Go through the records and tally the lines that include the word "förslag". The answer is that total alone.

## Extracted material
_____

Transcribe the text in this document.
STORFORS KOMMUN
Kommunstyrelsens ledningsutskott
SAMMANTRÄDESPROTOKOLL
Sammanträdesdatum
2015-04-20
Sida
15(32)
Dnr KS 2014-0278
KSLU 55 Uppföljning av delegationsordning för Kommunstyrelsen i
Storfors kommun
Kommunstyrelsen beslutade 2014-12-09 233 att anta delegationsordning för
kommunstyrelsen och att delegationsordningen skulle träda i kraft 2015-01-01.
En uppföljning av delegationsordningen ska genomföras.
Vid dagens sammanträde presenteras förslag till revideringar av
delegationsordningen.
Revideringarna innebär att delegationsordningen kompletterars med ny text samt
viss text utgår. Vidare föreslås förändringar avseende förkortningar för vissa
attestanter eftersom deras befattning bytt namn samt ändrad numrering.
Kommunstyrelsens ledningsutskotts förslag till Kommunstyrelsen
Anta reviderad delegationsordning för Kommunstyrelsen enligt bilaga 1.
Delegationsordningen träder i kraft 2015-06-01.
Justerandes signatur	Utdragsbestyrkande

_____

## Answer for this exercise
2